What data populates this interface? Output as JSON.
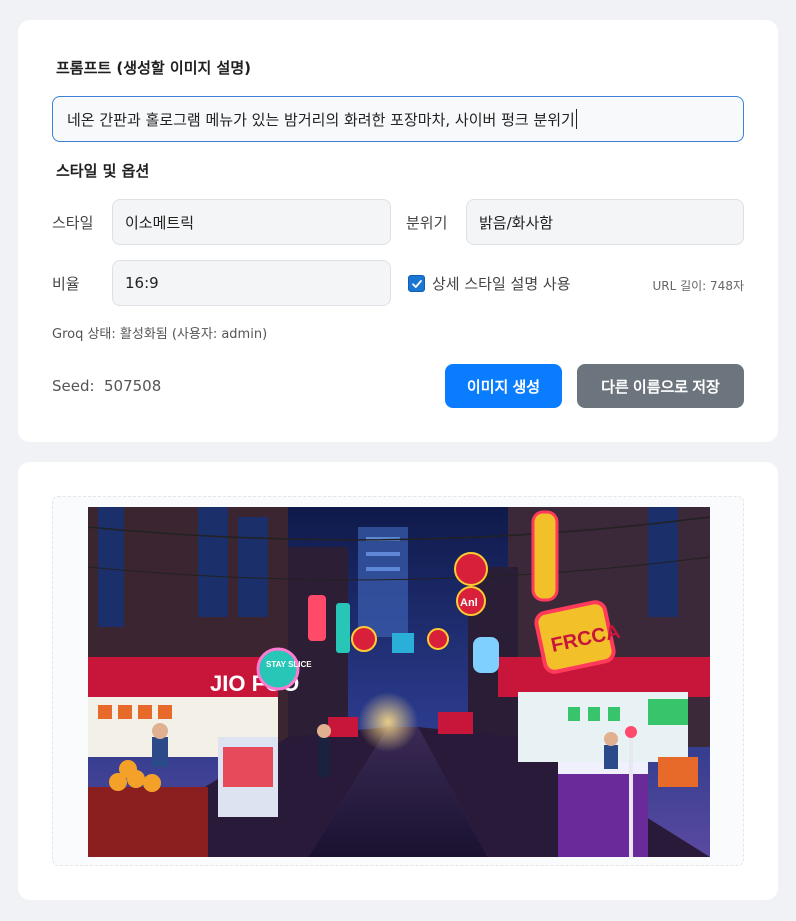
{
  "prompt": {
    "section_title": "프롬프트 (생성할 이미지 설명)",
    "value": "네온 간판과 홀로그램 메뉴가 있는 밤거리의 화려한 포장마차, 사이버 펑크 분위기"
  },
  "options": {
    "section_title": "스타일 및 옵션",
    "style_label": "스타일",
    "style_value": "이소메트릭",
    "mood_label": "분위기",
    "mood_value": "밝음/화사함",
    "ratio_label": "비율",
    "ratio_value": "16:9",
    "detail_checkbox_label": "상세 스타일 설명 사용",
    "detail_checked": true,
    "url_length": "URL 길이: 748자"
  },
  "status": {
    "groq": "Groq 상태: 활성화됨 (사용자: admin)"
  },
  "seed": {
    "label": "Seed:",
    "value": "507508"
  },
  "buttons": {
    "generate": "이미지 생성",
    "save_as": "다른 이름으로 저장"
  },
  "image": {
    "signs": {
      "left_sign": "JIO FOO",
      "round_sign": "STAY SLICE",
      "right_sign": "FRCCA",
      "top_sign": "Anl"
    }
  },
  "colors": {
    "accent": "#0a7cff",
    "secondary": "#6c757d",
    "focus_border": "#3b82d6"
  }
}
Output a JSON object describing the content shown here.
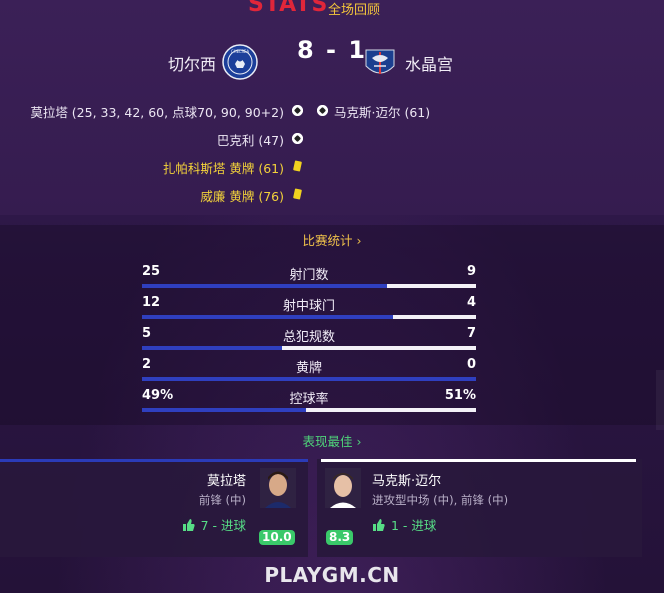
{
  "header": {
    "logo_text": "STATS",
    "recap_label": "全场回顾"
  },
  "match": {
    "home_team": "切尔西",
    "away_team": "水晶宫",
    "score": "8 - 1",
    "home_crest_text": "CHELSEA"
  },
  "events": {
    "home": [
      {
        "text": "莫拉塔 (25, 33, 42, 60, 点球70, 90, 90+2)",
        "icon": "goal-ball-icon"
      },
      {
        "text": "巴克利 (47)",
        "icon": "goal-ball-icon"
      },
      {
        "text": "扎帕科斯塔 黄牌 (61)",
        "icon": "yellow-card-icon"
      },
      {
        "text": "威廉 黄牌 (76)",
        "icon": "yellow-card-icon"
      }
    ],
    "away": [
      {
        "text": "马克斯·迈尔 (61)",
        "icon": "goal-ball-icon"
      }
    ]
  },
  "stats": {
    "header_label": "比赛统计 ›",
    "rows": [
      {
        "label": "射门数",
        "home": "25",
        "away": "9",
        "home_share": 0.735
      },
      {
        "label": "射中球门",
        "home": "12",
        "away": "4",
        "home_share": 0.75
      },
      {
        "label": "总犯规数",
        "home": "5",
        "away": "7",
        "home_share": 0.42
      },
      {
        "label": "黄牌",
        "home": "2",
        "away": "0",
        "home_share": 1.0
      },
      {
        "label": "控球率",
        "home": "49%",
        "away": "51%",
        "home_share": 0.49
      }
    ]
  },
  "best": {
    "header_label": "表现最佳 ›",
    "home_player": {
      "name": "莫拉塔",
      "position": "前锋 (中)",
      "goals": "7 - 进球",
      "rating": "10.0"
    },
    "away_player": {
      "name": "马克斯·迈尔",
      "position": "进攻型中场 (中), 前锋 (中)",
      "goals": "1 - 进球",
      "rating": "8.3"
    }
  },
  "watermark": "PLAYGM.CN",
  "colors": {
    "home_bar": "#2f3fbf",
    "away_bar": "#f3f1f7",
    "gold_link": "#f3c53b",
    "green_link": "#4fd67a",
    "yellow_card": "#f1d21f",
    "rating_badge": "#3ac96a"
  }
}
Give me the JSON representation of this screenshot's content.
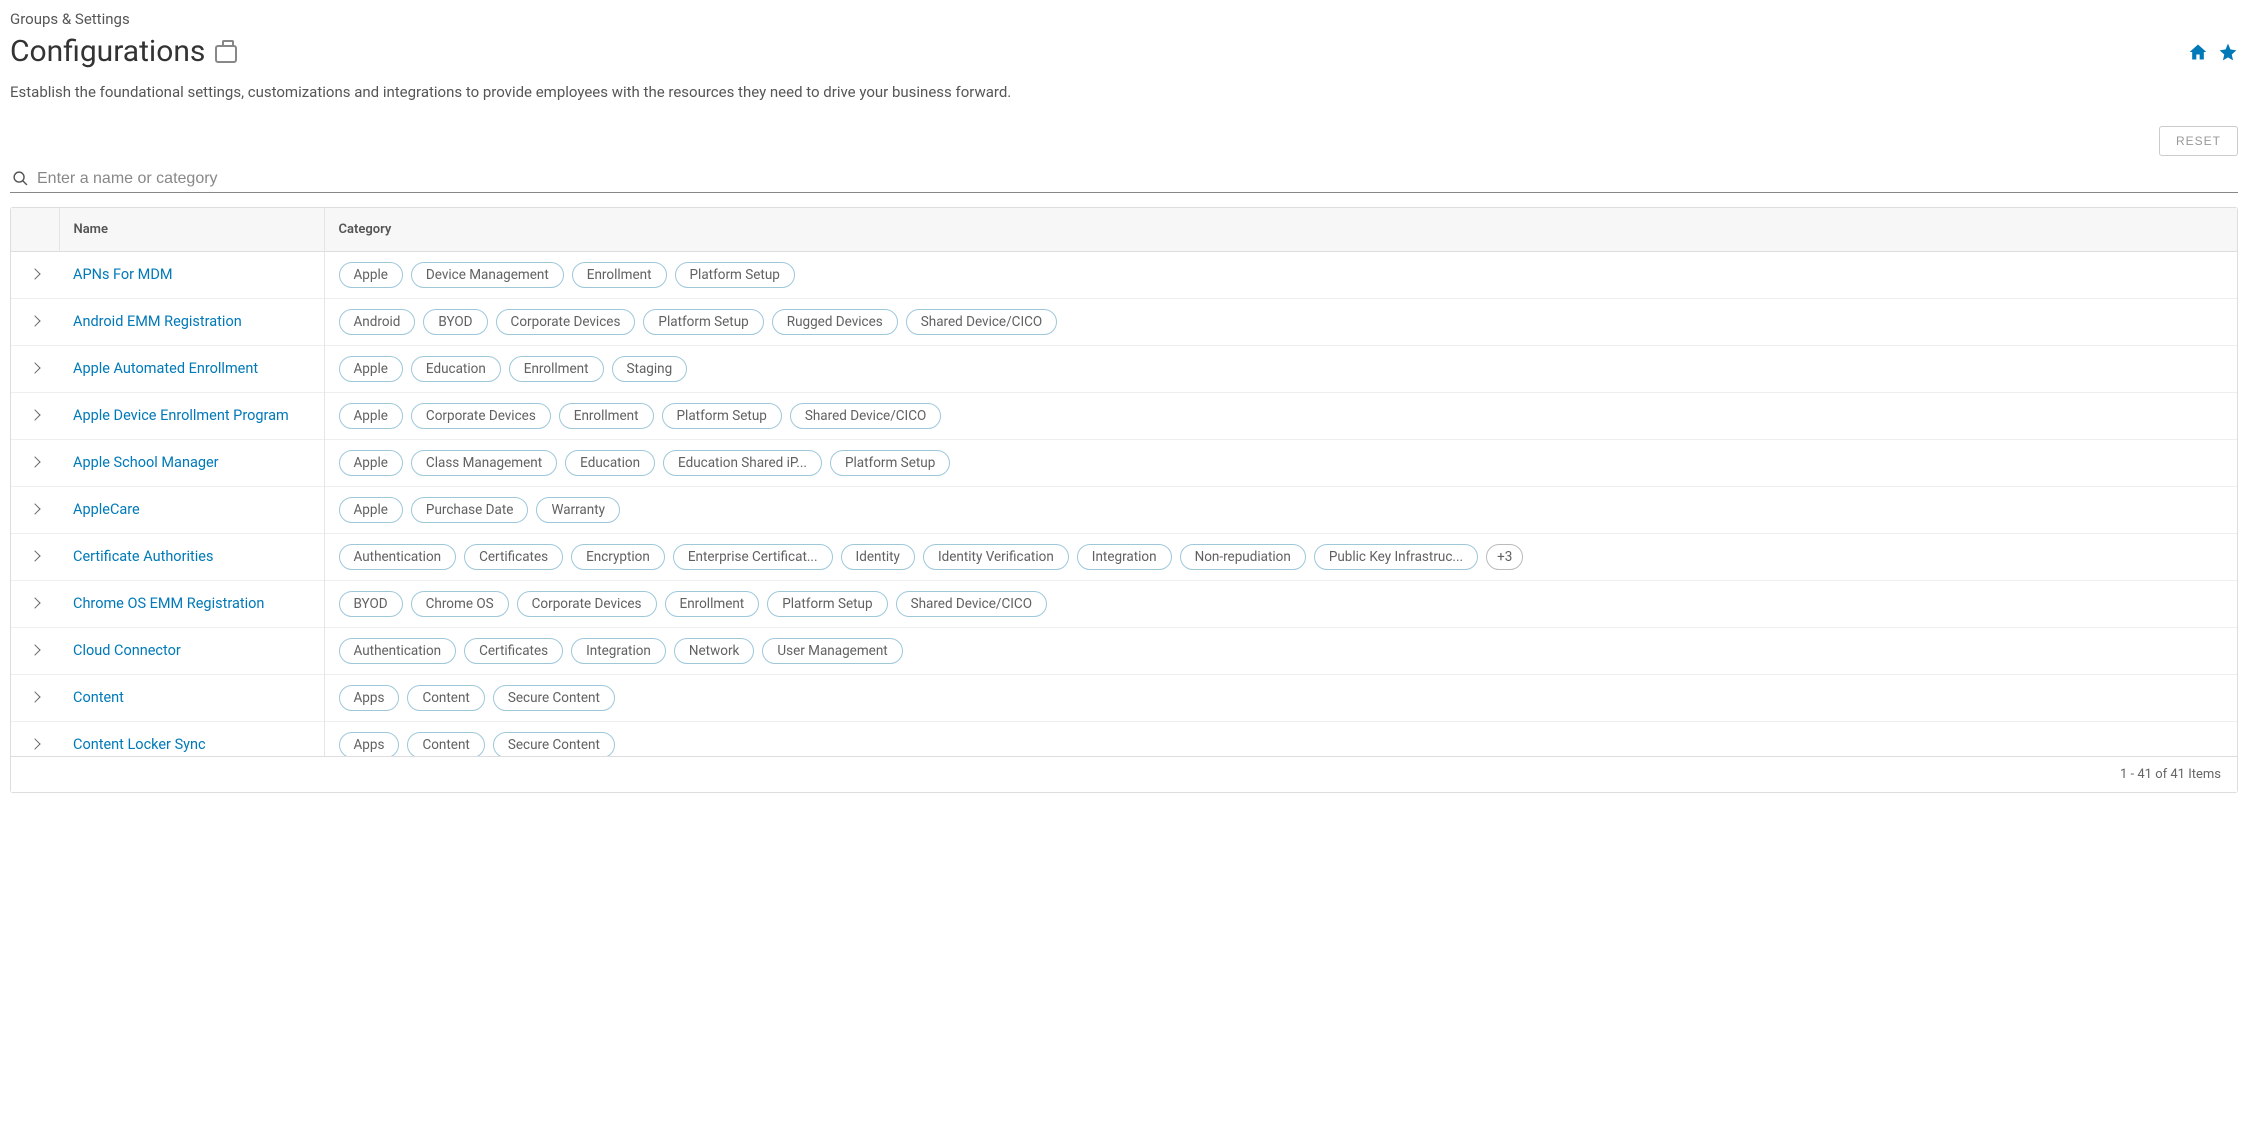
{
  "breadcrumb": "Groups & Settings",
  "page_title": "Configurations",
  "description": "Establish the foundational settings, customizations and integrations to provide employees with the resources they need to drive your business forward.",
  "reset_label": "RESET",
  "search_placeholder": "Enter a name or category",
  "columns": {
    "name": "Name",
    "category": "Category"
  },
  "footer": "1 - 41 of 41 Items",
  "rows": [
    {
      "name": "APNs For MDM",
      "tags": [
        "Apple",
        "Device Management",
        "Enrollment",
        "Platform Setup"
      ]
    },
    {
      "name": "Android EMM Registration",
      "tags": [
        "Android",
        "BYOD",
        "Corporate Devices",
        "Platform Setup",
        "Rugged Devices",
        "Shared Device/CICO"
      ]
    },
    {
      "name": "Apple Automated Enrollment",
      "tags": [
        "Apple",
        "Education",
        "Enrollment",
        "Staging"
      ]
    },
    {
      "name": "Apple Device Enrollment Program",
      "tags": [
        "Apple",
        "Corporate Devices",
        "Enrollment",
        "Platform Setup",
        "Shared Device/CICO"
      ]
    },
    {
      "name": "Apple School Manager",
      "tags": [
        "Apple",
        "Class Management",
        "Education",
        "Education Shared iP...",
        "Platform Setup"
      ]
    },
    {
      "name": "AppleCare",
      "tags": [
        "Apple",
        "Purchase Date",
        "Warranty"
      ]
    },
    {
      "name": "Certificate Authorities",
      "tags": [
        "Authentication",
        "Certificates",
        "Encryption",
        "Enterprise Certificat...",
        "Identity",
        "Identity Verification",
        "Integration",
        "Non-repudiation",
        "Public Key Infrastruc..."
      ],
      "more": "+3"
    },
    {
      "name": "Chrome OS EMM Registration",
      "tags": [
        "BYOD",
        "Chrome OS",
        "Corporate Devices",
        "Enrollment",
        "Platform Setup",
        "Shared Device/CICO"
      ]
    },
    {
      "name": "Cloud Connector",
      "tags": [
        "Authentication",
        "Certificates",
        "Integration",
        "Network",
        "User Management"
      ]
    },
    {
      "name": "Content",
      "tags": [
        "Apps",
        "Content",
        "Secure Content"
      ]
    },
    {
      "name": "Content Locker Sync",
      "tags": [
        "Apps",
        "Content",
        "Secure Content"
      ]
    }
  ]
}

■ **CHALLENGE**
Extract each line holding the string "Chrome".

■ **RESPONSE**
      "name": "Chrome OS EMM Registration",
        "Chrome OS",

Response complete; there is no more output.